## begin Provided records

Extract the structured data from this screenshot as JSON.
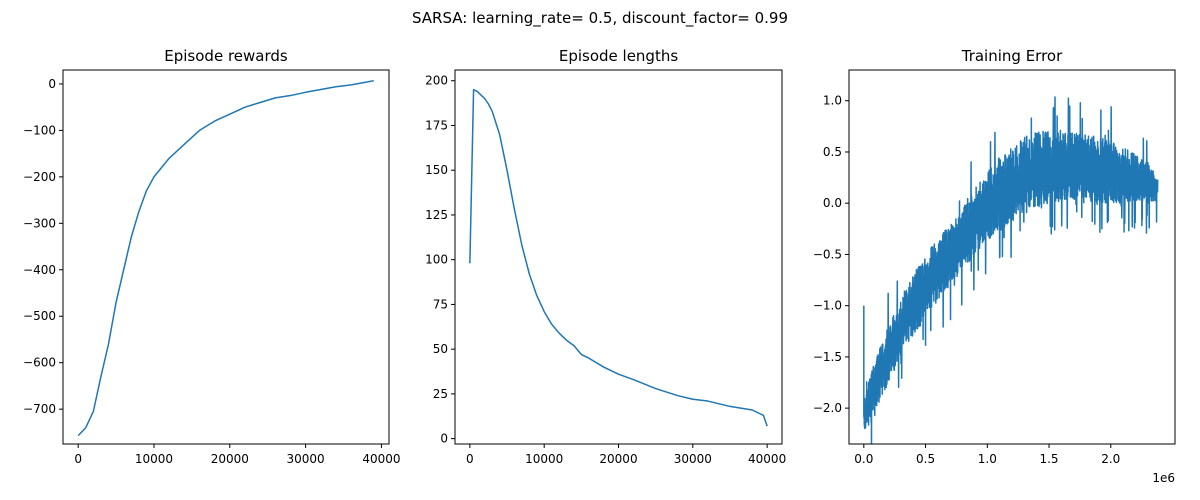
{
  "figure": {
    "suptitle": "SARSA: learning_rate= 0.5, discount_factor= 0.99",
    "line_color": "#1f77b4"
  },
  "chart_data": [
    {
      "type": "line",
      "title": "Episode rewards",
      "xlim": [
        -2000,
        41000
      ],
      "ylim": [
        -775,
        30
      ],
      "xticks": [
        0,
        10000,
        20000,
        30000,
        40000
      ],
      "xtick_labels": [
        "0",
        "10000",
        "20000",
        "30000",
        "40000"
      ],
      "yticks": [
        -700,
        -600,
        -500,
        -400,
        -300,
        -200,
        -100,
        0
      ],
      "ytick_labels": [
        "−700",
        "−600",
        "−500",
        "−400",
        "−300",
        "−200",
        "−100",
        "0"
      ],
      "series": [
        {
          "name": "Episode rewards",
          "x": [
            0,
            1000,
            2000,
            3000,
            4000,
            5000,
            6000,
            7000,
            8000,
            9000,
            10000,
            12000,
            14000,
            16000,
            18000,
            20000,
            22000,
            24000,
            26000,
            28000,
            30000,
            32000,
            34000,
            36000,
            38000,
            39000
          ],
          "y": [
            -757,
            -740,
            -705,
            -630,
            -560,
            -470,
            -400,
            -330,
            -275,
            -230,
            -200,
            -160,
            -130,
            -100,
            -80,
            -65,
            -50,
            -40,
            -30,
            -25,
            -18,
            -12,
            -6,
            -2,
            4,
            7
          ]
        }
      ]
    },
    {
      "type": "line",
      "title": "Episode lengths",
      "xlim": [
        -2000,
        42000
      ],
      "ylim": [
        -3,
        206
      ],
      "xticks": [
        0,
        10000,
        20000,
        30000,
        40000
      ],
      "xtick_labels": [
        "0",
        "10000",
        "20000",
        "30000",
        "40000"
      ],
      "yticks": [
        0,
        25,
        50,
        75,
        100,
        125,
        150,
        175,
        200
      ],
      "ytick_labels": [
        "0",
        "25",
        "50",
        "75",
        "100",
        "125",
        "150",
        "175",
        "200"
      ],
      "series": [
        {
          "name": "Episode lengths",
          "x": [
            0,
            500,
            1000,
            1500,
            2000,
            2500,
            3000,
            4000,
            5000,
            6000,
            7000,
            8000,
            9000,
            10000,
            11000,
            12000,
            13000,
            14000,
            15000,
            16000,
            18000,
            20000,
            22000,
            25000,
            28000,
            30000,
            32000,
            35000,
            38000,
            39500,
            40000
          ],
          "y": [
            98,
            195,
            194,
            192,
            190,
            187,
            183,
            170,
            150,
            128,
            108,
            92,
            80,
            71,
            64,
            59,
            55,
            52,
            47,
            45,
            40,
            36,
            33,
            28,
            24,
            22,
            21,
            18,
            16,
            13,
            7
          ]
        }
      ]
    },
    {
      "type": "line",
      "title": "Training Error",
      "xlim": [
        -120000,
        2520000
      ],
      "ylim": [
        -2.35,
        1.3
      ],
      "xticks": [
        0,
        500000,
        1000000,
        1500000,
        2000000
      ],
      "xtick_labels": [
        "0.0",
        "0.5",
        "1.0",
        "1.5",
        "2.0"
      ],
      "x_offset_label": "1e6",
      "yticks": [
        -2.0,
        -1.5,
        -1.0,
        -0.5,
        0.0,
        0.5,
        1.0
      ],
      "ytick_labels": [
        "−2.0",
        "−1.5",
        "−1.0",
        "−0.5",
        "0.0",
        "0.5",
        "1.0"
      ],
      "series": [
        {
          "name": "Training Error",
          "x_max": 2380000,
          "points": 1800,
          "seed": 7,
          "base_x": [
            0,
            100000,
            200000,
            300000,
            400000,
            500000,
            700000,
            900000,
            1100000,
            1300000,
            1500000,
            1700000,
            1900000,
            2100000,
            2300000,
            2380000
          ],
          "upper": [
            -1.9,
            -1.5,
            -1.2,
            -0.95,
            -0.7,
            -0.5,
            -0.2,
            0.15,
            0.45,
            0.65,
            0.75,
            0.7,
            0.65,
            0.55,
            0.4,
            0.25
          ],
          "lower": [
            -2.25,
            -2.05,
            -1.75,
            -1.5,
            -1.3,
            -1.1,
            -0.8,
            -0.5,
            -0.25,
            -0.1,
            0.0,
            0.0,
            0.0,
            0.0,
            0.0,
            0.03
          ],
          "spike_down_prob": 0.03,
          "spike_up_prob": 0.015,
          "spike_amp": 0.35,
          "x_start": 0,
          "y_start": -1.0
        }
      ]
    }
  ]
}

## end Provided records

Set problem ▸
Copy all lines above containing the string "name".

Response to this task ▸
          "name": "Episode rewards",
          "name": "Episode lengths",
          "name": "Training Error",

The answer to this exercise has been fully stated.